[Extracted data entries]
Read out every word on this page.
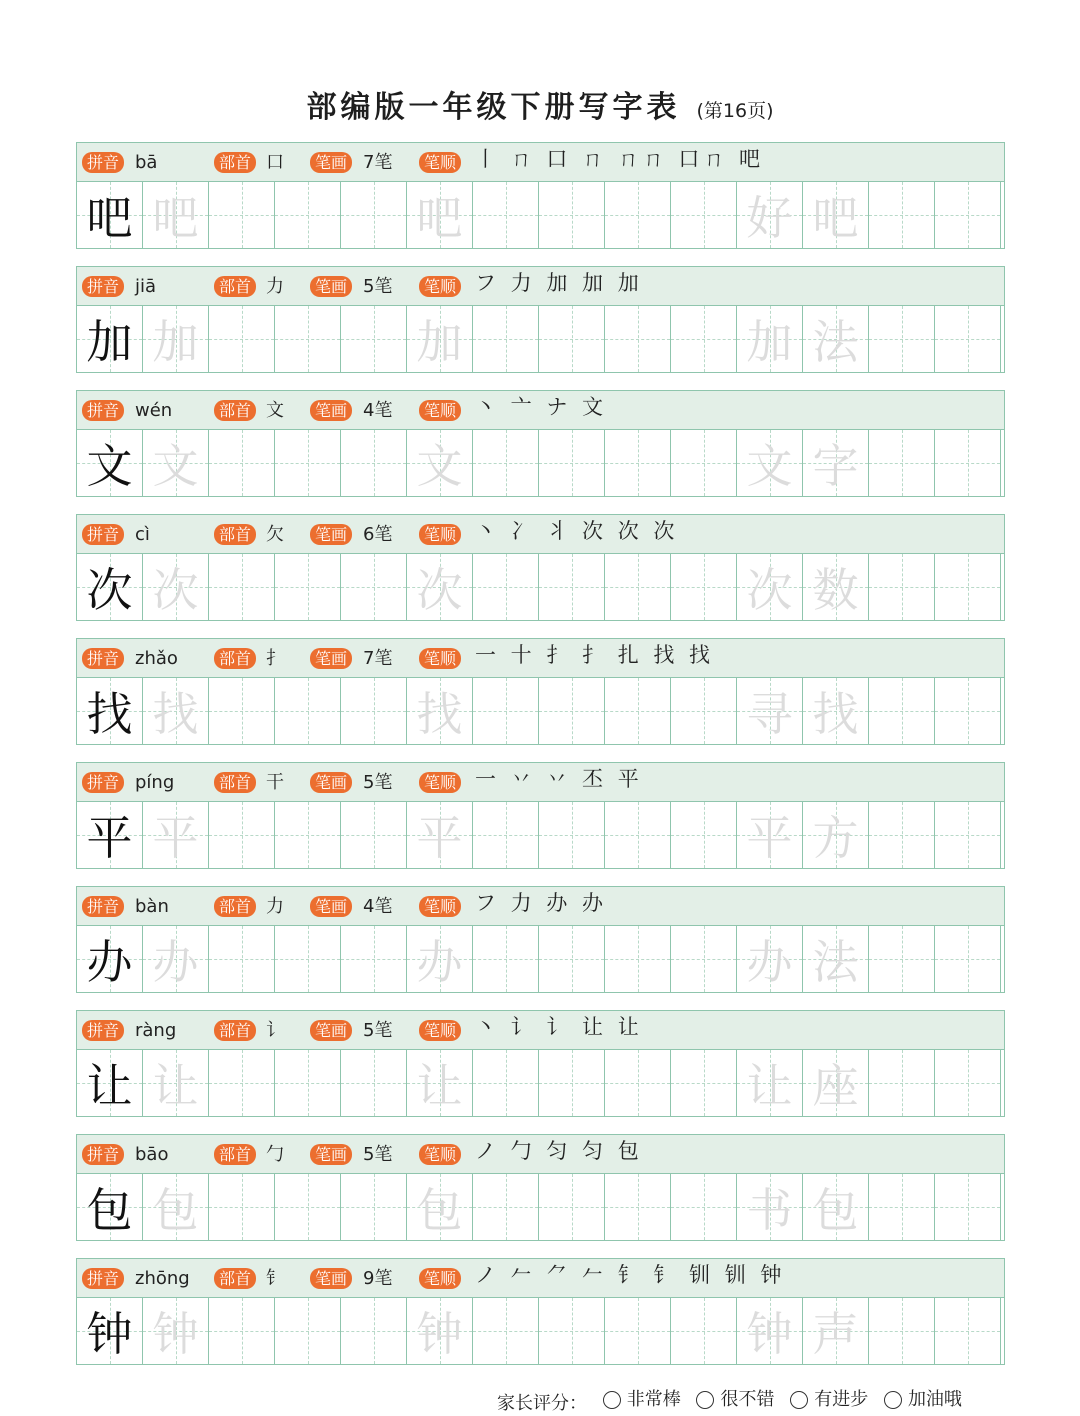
部编版一年级下册写字表 (第16页)
拼音 bā	部首 口	笔画 7笔	笔顺 丨 ㄇ 口 ㄇ ㄇㄇ 口ㄇ 吧
吧 吧	吧	好 吧
拼音 jiā	部首 力	笔画 5笔	笔顺 フ 力 加 加 加
加 加	加	加 法
拼音 wén	部首 文	笔画 4笔	笔顺 丶 亠 ナ 文
文 文	文	文 字
拼音 cì	部首 欠	笔画 6笔	笔顺 丶 冫 丬 次 次 次
次 次	次	次 数
拼音 zhǎo	部首 扌	笔画 7笔	笔顺 一 十 扌 扌 扎 找 找
找 找	找	寻 找
拼音 píng	部首 干	笔画 5笔	笔顺 一 丷 丷 丕 平
平 平	平	平 方
拼音 bàn	部首 力	笔画 4笔	笔顺 フ 力 办 办
办 办	办	办 法
拼音 ràng	部首 讠	笔画 5笔	笔顺 丶 讠 讠 让 让
让 让	让	让 座
拼音 bāo	部首 勹	笔画 5笔	笔顺 ノ 勹 匀 匀 包
包 包	包	书 包
拼音 zhōng	部首 钅	笔画 9笔	笔顺 ノ 𠂉 ⺈ 𠂉 钅 钅 钏 钏 钟
钟 钟	钟	钟 声
家长评分： 非常棒
很不错
有进步
加油哦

• Set problem
From the listing above, print every entry precisely and drop the pictures.

• Problem solution
Read out every word on this page.
部编版一年级下册写字表 (第16页)
拼音 bā	部首 口	笔画 7笔	笔顺 丨 ㄇ 口 ㄇ ㄇㄇ 口ㄇ 吧
吧 吧	吧	好 吧
拼音 jiā	部首 力	笔画 5笔	笔顺 フ 力 加 加 加
加 加	加	加 法
拼音 wén	部首 文	笔画 4笔	笔顺 丶 亠 ナ 文
文 文	文	文 字
拼音 cì	部首 欠	笔画 6笔	笔顺 丶 冫 丬 次 次 次
次 次	次	次 数
拼音 zhǎo	部首 扌	笔画 7笔	笔顺 一 十 扌 扌 扎 找 找
找 找	找	寻 找
拼音 píng	部首 干	笔画 5笔	笔顺 一 丷 丷 丕 平
平 平	平	平 方
拼音 bàn	部首 力	笔画 4笔	笔顺 フ 力 办 办
办 办	办	办 法
拼音 ràng	部首 讠	笔画 5笔	笔顺 丶 讠 讠 让 让
让 让	让	让 座
拼音 bāo	部首 勹	笔画 5笔	笔顺 ノ 勹 匀 匀 包
包 包	包	书 包
拼音 zhōng	部首 钅	笔画 9笔	笔顺 ノ 𠂉 ⺈ 𠂉 钅 钅 钏 钏 钟
钟 钟	钟	钟 声
家长评分： 非常棒
很不错
有进步
加油哦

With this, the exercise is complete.